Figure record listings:
◇ ◇ ◇ ◇

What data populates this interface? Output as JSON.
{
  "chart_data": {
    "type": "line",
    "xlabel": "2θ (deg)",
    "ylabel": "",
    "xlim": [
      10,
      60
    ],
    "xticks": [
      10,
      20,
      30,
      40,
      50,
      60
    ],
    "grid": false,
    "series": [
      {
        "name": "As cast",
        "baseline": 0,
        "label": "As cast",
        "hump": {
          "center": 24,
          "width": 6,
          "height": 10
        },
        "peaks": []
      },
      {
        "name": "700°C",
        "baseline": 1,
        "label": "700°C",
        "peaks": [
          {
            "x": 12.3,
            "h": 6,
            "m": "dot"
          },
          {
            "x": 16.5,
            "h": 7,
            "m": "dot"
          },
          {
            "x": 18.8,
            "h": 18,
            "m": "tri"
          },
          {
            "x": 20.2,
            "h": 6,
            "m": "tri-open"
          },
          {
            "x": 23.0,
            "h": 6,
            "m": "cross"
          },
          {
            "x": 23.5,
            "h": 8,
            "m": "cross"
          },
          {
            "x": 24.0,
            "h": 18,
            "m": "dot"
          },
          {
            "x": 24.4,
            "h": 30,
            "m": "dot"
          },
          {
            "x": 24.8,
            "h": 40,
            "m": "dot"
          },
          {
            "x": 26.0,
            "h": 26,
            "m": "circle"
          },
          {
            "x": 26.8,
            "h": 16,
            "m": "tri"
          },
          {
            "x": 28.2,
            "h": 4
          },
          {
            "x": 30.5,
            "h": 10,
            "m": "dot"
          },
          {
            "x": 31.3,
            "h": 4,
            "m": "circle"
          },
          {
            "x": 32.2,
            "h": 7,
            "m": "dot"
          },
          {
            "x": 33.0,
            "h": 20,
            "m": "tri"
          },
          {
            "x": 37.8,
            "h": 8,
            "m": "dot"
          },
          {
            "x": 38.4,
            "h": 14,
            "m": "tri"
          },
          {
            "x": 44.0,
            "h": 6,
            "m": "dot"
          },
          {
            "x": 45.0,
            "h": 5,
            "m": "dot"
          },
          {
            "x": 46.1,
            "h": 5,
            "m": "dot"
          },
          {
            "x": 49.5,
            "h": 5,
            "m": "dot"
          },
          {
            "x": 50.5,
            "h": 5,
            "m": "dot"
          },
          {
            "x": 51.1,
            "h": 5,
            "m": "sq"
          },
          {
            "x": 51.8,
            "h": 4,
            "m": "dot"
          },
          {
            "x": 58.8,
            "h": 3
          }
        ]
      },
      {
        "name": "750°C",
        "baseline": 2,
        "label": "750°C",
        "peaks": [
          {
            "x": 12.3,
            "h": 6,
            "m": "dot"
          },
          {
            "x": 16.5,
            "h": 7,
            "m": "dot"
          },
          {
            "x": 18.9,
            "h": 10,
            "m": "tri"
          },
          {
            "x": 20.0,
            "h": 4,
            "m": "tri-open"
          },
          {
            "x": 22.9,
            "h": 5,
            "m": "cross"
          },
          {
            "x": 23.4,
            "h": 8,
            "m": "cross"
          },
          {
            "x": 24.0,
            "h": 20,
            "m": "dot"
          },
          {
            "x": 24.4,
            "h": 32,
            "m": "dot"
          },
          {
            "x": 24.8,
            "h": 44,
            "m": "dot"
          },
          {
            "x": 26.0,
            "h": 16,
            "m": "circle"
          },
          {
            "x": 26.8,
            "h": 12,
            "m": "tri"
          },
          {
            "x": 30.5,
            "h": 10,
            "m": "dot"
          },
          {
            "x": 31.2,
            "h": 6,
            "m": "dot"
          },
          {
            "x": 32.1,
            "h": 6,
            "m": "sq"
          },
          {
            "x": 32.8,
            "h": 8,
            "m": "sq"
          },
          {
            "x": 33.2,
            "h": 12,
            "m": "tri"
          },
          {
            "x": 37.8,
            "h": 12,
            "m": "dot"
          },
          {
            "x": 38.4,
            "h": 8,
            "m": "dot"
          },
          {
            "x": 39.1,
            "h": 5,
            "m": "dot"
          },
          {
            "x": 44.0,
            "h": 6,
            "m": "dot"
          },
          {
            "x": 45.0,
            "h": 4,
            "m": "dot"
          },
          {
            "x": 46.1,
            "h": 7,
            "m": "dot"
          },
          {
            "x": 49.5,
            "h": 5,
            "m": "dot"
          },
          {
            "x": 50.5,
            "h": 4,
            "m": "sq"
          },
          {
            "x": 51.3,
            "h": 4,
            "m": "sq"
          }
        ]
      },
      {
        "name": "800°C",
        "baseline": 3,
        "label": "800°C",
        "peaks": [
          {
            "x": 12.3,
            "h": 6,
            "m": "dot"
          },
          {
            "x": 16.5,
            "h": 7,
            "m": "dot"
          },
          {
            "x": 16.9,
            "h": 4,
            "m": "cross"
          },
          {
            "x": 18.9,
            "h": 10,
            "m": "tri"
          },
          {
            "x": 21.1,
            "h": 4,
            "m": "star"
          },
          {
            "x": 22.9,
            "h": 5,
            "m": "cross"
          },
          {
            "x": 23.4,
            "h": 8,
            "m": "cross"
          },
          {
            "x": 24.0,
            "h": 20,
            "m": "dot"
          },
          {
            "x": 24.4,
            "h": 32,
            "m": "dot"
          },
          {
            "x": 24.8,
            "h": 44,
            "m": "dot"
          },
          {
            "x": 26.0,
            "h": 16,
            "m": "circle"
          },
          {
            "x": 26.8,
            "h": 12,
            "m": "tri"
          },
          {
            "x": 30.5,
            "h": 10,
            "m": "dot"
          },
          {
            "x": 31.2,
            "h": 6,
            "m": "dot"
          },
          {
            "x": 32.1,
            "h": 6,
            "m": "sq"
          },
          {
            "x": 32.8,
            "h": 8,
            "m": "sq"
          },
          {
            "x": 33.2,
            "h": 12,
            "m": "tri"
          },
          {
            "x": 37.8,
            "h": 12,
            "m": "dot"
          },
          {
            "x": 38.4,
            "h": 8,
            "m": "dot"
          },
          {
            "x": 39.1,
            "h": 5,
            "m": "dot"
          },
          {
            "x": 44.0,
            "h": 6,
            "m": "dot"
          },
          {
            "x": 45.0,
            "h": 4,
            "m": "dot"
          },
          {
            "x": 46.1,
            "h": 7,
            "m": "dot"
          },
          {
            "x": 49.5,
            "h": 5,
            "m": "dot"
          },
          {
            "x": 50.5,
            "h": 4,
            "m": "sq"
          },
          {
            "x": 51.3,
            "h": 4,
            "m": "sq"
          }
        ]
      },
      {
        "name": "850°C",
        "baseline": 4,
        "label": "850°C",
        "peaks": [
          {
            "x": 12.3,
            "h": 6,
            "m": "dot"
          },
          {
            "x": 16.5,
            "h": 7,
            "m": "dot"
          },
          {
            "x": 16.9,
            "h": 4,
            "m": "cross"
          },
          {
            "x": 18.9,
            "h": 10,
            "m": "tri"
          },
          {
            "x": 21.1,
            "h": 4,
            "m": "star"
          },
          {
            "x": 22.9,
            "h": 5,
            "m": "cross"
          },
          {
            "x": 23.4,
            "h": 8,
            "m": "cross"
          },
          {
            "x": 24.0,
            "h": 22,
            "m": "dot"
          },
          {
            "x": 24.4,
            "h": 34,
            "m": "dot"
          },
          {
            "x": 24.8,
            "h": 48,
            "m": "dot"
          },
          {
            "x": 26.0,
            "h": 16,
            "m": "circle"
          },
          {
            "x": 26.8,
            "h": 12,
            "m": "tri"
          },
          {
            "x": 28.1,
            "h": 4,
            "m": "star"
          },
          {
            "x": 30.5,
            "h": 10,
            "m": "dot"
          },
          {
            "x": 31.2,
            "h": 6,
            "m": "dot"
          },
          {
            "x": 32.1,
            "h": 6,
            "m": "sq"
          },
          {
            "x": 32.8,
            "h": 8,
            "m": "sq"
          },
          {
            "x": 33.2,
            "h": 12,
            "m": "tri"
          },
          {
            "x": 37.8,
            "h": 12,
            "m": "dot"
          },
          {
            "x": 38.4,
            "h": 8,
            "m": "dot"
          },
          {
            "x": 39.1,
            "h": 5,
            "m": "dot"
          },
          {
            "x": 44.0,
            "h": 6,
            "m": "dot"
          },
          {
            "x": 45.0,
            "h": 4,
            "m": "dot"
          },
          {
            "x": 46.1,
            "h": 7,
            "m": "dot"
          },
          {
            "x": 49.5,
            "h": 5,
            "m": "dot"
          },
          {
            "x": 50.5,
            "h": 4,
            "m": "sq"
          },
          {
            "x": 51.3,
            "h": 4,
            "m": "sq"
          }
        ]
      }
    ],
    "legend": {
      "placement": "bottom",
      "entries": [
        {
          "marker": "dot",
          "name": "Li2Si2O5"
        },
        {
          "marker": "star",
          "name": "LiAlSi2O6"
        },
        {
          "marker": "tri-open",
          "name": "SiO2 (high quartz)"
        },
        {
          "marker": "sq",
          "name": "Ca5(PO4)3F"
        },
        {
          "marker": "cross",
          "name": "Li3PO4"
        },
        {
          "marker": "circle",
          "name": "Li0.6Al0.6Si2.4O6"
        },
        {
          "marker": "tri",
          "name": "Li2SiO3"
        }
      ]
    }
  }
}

◇ ◇ ◇ ◇

Directive → Pick out and copy every line that contains the word "baseline".

Completed exercise →
        "baseline": 0,
        "baseline": 1,
        "baseline": 2,
        "baseline": 3,
        "baseline": 4,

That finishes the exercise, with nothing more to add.